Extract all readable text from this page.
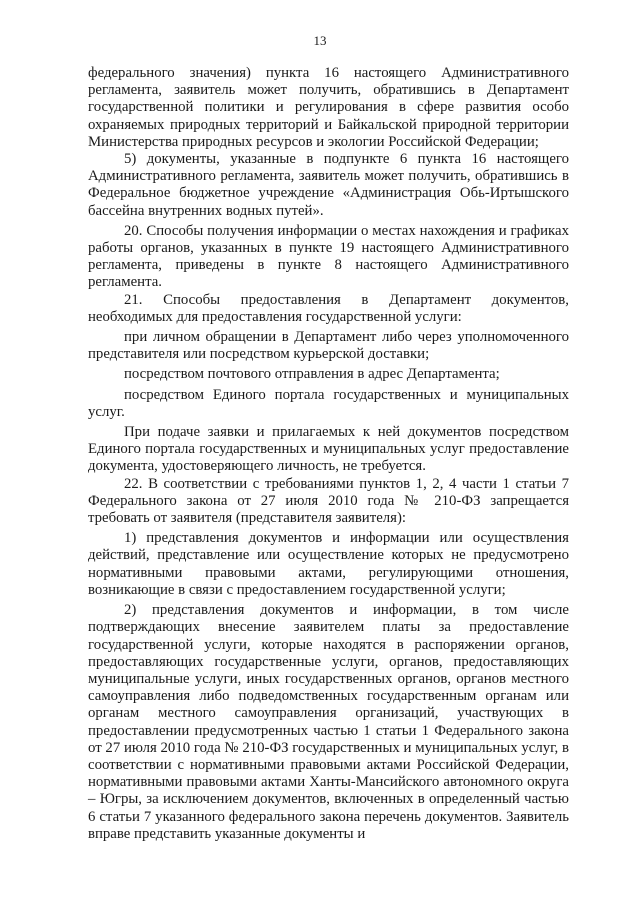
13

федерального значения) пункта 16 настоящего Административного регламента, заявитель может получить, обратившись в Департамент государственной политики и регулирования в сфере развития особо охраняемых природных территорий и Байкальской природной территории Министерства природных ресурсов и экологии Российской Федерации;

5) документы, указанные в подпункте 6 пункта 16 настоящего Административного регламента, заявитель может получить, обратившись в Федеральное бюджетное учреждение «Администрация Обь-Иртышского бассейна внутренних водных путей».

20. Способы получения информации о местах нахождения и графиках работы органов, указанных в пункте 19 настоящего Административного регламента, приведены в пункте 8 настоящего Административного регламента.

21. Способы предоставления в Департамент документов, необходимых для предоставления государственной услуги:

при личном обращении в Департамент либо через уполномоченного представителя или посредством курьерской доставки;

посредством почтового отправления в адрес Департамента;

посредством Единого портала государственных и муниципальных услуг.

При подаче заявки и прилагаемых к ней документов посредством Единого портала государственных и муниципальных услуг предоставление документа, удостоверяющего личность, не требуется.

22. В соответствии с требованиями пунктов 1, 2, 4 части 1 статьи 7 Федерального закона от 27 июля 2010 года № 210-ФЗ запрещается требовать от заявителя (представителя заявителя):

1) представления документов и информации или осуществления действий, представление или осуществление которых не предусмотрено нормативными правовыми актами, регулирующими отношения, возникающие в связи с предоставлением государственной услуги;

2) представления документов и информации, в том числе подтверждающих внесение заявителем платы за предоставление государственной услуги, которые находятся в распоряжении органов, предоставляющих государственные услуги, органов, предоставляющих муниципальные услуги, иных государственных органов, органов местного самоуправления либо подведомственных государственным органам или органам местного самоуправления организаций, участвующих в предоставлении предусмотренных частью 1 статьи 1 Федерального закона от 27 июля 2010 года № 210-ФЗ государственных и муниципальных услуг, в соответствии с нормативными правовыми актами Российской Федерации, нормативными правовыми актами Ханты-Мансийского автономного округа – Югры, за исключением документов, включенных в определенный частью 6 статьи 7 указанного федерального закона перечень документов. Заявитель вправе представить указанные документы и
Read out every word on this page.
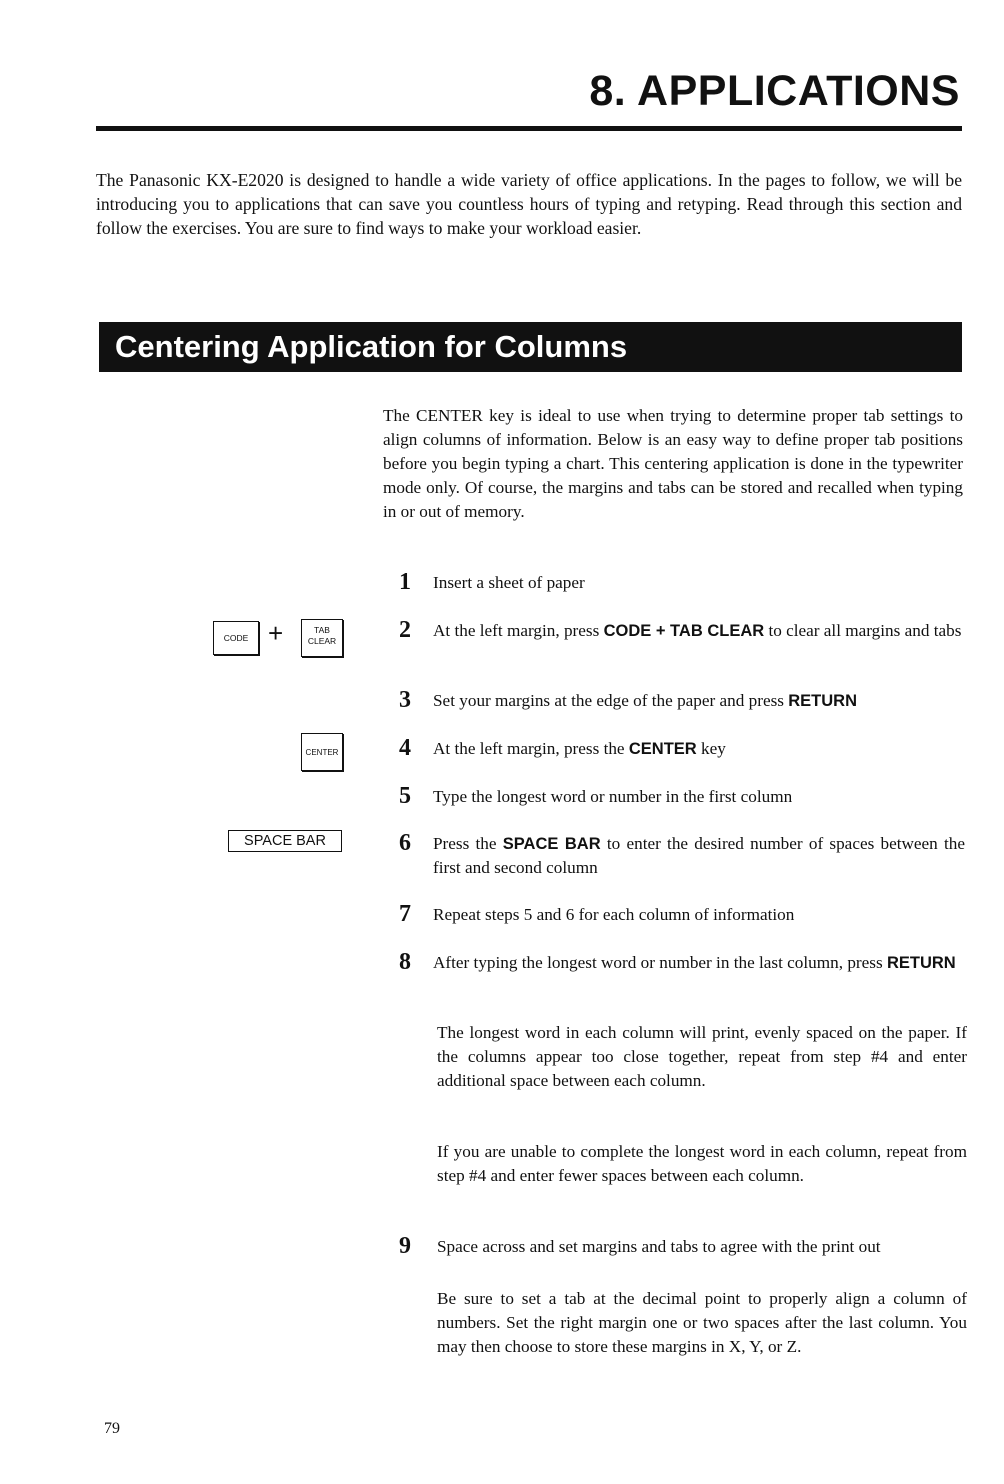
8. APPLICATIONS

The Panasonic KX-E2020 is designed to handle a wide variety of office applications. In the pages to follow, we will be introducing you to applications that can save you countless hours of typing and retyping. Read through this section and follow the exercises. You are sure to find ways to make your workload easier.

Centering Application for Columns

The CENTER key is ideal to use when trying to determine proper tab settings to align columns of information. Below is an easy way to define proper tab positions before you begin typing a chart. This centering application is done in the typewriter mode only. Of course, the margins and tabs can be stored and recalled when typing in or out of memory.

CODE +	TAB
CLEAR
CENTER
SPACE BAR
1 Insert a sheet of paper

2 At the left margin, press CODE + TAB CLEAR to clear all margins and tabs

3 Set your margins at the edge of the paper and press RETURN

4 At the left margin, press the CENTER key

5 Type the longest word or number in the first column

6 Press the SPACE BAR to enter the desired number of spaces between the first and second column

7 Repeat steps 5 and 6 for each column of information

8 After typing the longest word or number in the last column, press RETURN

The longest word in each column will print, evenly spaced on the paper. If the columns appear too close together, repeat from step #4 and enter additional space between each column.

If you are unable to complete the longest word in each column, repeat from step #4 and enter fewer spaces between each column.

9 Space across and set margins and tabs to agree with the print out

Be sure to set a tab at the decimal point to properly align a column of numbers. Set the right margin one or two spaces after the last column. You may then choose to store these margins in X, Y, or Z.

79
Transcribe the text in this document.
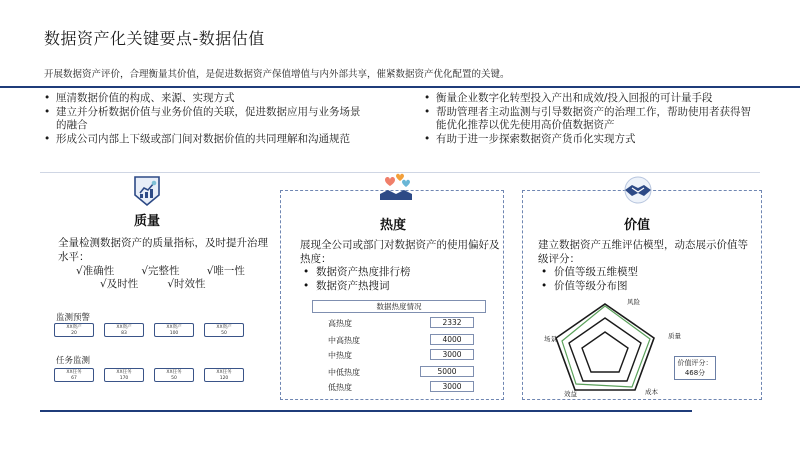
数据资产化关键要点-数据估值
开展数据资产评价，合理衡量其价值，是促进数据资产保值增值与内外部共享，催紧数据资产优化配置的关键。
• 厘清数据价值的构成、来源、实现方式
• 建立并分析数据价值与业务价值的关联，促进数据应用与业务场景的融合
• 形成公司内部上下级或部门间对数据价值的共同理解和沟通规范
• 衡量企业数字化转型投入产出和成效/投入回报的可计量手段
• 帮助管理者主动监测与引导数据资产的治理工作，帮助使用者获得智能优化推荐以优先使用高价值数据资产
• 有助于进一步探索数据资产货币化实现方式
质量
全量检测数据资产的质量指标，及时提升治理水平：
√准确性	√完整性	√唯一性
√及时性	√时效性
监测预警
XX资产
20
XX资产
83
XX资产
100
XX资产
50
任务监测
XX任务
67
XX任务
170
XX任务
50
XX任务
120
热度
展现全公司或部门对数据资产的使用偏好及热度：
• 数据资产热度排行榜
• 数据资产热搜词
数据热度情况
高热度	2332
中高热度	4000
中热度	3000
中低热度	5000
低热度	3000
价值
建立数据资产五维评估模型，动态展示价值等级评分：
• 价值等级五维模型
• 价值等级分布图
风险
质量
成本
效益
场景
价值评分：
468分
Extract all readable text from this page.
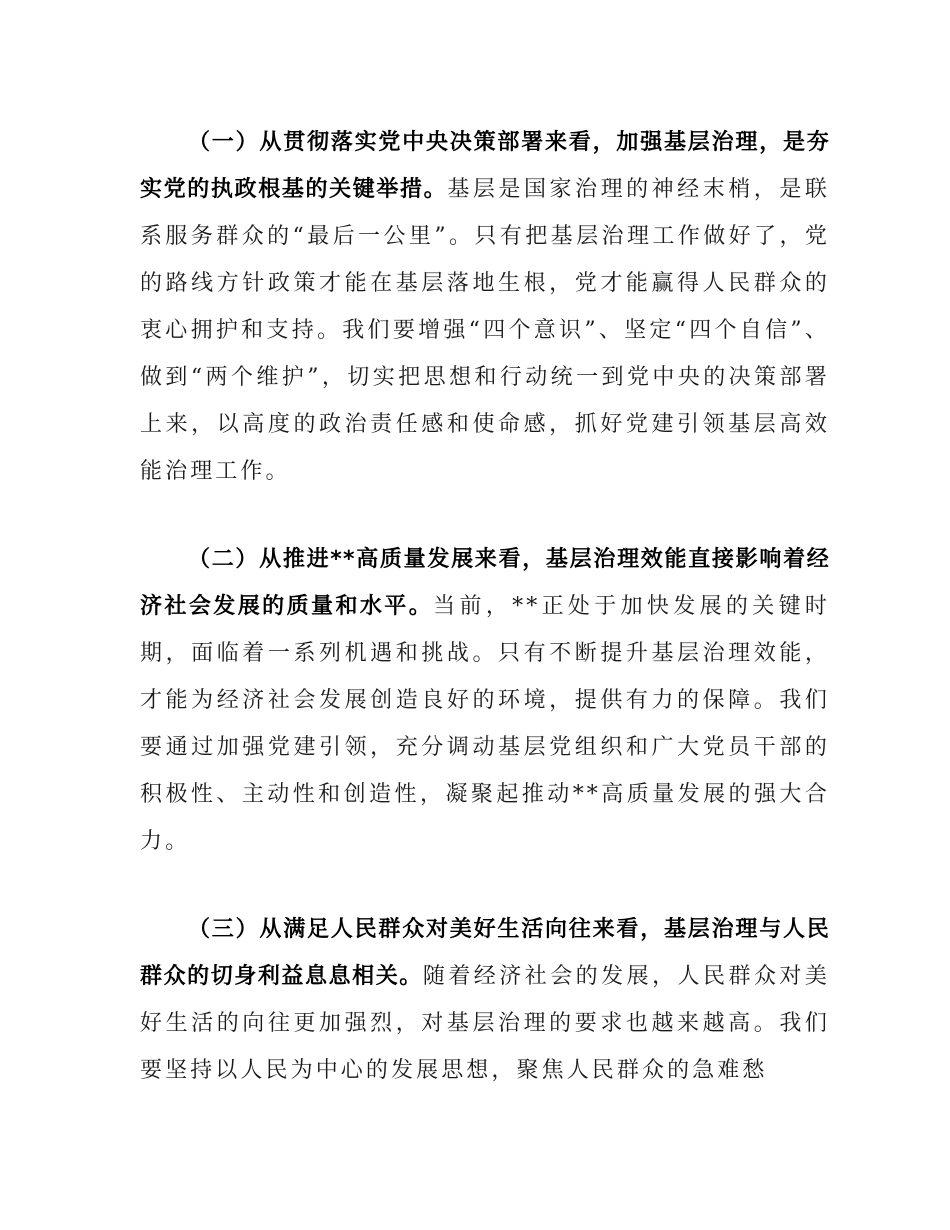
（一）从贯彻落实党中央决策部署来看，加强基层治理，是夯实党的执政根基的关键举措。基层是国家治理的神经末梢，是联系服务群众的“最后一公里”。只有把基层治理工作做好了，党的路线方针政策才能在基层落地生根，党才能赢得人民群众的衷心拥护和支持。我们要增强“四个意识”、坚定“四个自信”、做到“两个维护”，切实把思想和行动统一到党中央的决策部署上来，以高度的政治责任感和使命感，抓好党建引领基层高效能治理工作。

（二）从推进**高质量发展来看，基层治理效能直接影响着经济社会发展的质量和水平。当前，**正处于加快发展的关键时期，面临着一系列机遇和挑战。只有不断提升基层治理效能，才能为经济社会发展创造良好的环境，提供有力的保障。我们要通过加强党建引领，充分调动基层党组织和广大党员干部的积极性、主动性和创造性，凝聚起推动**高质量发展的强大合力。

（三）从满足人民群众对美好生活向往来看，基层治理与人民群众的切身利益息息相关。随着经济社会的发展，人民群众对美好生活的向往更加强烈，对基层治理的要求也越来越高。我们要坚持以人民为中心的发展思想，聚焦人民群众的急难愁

* [SHORT EXERCISE]: Repeat every record above exactly, but leave out any pictures.

* [THE REPLY]:
Extract all readable text from this page.
13

федерального значения) пункта 16 настоящего Административного регламента, заявитель может получить, обратившись в Департамент государственной политики и регулирования в сфере развития особо охраняемых природных территорий и Байкальской природной территории Министерства природных ресурсов и экологии Российской Федерации;

5) документы, указанные в подпункте 6 пункта 16 настоящего Административного регламента, заявитель может получить, обратившись в Федеральное бюджетное учреждение «Администрация Обь-Иртышского бассейна внутренних водных путей».

20. Способы получения информации о местах нахождения и графиках работы органов, указанных в пункте 19 настоящего Административного регламента, приведены в пункте 8 настоящего Административного регламента.

21. Способы предоставления в Департамент документов, необходимых для предоставления государственной услуги:

при личном обращении в Департамент либо через уполномоченного представителя или посредством курьерской доставки;

посредством почтового отправления в адрес Департамента;

посредством Единого портала государственных и муниципальных услуг.

При подаче заявки и прилагаемых к ней документов посредством Единого портала государственных и муниципальных услуг предоставление документа, удостоверяющего личность, не требуется.

22. В соответствии с требованиями пунктов 1, 2, 4 части 1 статьи 7 Федерального закона от 27 июля 2010 года № 210-ФЗ запрещается требовать от заявителя (представителя заявителя):

1) представления документов и информации или осуществления действий, представление или осуществление которых не предусмотрено нормативными правовыми актами, регулирующими отношения, возникающие в связи с предоставлением государственной услуги;

2) представления документов и информации, в том числе подтверждающих внесение заявителем платы за предоставление государственной услуги, которые находятся в распоряжении органов, предоставляющих государственные услуги, органов, предоставляющих муниципальные услуги, иных государственных органов, органов местного самоуправления либо подведомственных государственным органам или органам местного самоуправления организаций, участвующих в предоставлении предусмотренных частью 1 статьи 1 Федерального закона от 27 июля 2010 года № 210-ФЗ государственных и муниципальных услуг, в соответствии с нормативными правовыми актами Российской Федерации, нормативными правовыми актами Ханты-Мансийского автономного округа – Югры, за исключением документов, включенных в определенный частью 6 статьи 7 указанного федерального закона перечень документов. Заявитель вправе представить указанные документы и
Read out every word on this page.
8. APPLICATIONS

The Panasonic KX-E2020 is designed to handle a wide variety of office applications. In the pages to follow, we will be introducing you to applications that can save you countless hours of typing and retyping. Read through this section and follow the exercises. You are sure to find ways to make your workload easier.

Centering Application for Columns

The CENTER key is ideal to use when trying to determine proper tab settings to align columns of information. Below is an easy way to define proper tab positions before you begin typing a chart. This centering application is done in the typewriter mode only. Of course, the margins and tabs can be stored and recalled when typing in or out of memory.

CODE +	TAB
CLEAR
CENTER
SPACE BAR
1 Insert a sheet of paper

2 At the left margin, press CODE + TAB CLEAR to clear all margins and tabs

3 Set your margins at the edge of the paper and press RETURN

4 At the left margin, press the CENTER key

5 Type the longest word or number in the first column

6 Press the SPACE BAR to enter the desired number of spaces between the first and second column

7 Repeat steps 5 and 6 for each column of information

8 After typing the longest word or number in the last column, press RETURN

The longest word in each column will print, evenly spaced on the paper. If the columns appear too close together, repeat from step #4 and enter additional space between each column.

If you are unable to complete the longest word in each column, repeat from step #4 and enter fewer spaces between each column.

9 Space across and set margins and tabs to agree with the print out

Be sure to set a tab at the decimal point to properly align a column of numbers. Set the right margin one or two spaces after the last column. You may then choose to store these margins in X, Y, or Z.

79
Transcribe the text in this document.
数据资产化关键要点-数据估值
开展数据资产评价，合理衡量其价值，是促进数据资产保值增值与内外部共享，催紧数据资产优化配置的关键。
• 厘清数据价值的构成、来源、实现方式
• 建立并分析数据价值与业务价值的关联，促进数据应用与业务场景的融合
• 形成公司内部上下级或部门间对数据价值的共同理解和沟通规范
• 衡量企业数字化转型投入产出和成效/投入回报的可计量手段
• 帮助管理者主动监测与引导数据资产的治理工作，帮助使用者获得智能优化推荐以优先使用高价值数据资产
• 有助于进一步探索数据资产货币化实现方式
质量
全量检测数据资产的质量指标，及时提升治理水平：
√准确性	√完整性	√唯一性
√及时性	√时效性
监测预警
XX资产
20
XX资产
83
XX资产
100
XX资产
50
任务监测
XX任务
67
XX任务
170
XX任务
50
XX任务
120
热度
展现全公司或部门对数据资产的使用偏好及热度：
• 数据资产热度排行榜
• 数据资产热搜词
数据热度情况
高热度	2332
中高热度	4000
中热度	3000
中低热度	5000
低热度	3000
价值
建立数据资产五维评估模型，动态展示价值等级评分：
• 价值等级五维模型
• 价值等级分布图
风险
质量
成本
效益
场景
价值评分：
468分
Extract all readable text from this page.
（一）从贯彻落实党中央决策部署来看，加强基层治理，是夯实党的执政根基的关键举措。基层是国家治理的神经末梢，是联系服务群众的“最后一公里”。只有把基层治理工作做好了，党的路线方针政策才能在基层落地生根，党才能赢得人民群众的衷心拥护和支持。我们要增强“四个意识”、坚定“四个自信”、做到“两个维护”，切实把思想和行动统一到党中央的决策部署上来，以高度的政治责任感和使命感，抓好党建引领基层高效能治理工作。

（二）从推进**高质量发展来看，基层治理效能直接影响着经济社会发展的质量和水平。当前，**正处于加快发展的关键时期，面临着一系列机遇和挑战。只有不断提升基层治理效能，才能为经济社会发展创造良好的环境，提供有力的保障。我们要通过加强党建引领，充分调动基层党组织和广大党员干部的积极性、主动性和创造性，凝聚起推动**高质量发展的强大合力。

（三）从满足人民群众对美好生活向往来看，基层治理与人民群众的切身利益息息相关。随着经济社会的发展，人民群众对美好生活的向往更加强烈，对基层治理的要求也越来越高。我们要坚持以人民为中心的发展思想，聚焦人民群众的急难愁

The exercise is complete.